**Set problem:**
Give the material again in full, matching it exactly.

**Data lines:**
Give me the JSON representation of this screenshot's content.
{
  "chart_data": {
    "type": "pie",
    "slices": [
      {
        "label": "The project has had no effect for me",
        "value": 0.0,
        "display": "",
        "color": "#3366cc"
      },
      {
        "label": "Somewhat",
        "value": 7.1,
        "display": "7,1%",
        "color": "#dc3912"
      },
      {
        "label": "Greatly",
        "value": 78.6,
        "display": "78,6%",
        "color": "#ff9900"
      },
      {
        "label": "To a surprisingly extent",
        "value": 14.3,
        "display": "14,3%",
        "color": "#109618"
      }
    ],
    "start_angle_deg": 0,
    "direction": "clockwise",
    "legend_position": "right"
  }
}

**Problem solution:**
Give me the JSON representation of this screenshot's content.
{
  "chart_data": {
    "type": "pie",
    "slices": [
      {
        "label": "The project has had no effect for me",
        "value": 0.0,
        "display": "",
        "color": "#3366cc"
      },
      {
        "label": "Somewhat",
        "value": 7.1,
        "display": "7,1%",
        "color": "#dc3912"
      },
      {
        "label": "Greatly",
        "value": 78.6,
        "display": "78,6%",
        "color": "#ff9900"
      },
      {
        "label": "To a surprisingly extent",
        "value": 14.3,
        "display": "14,3%",
        "color": "#109618"
      }
    ],
    "start_angle_deg": 0,
    "direction": "clockwise",
    "legend_position": "right"
  }
}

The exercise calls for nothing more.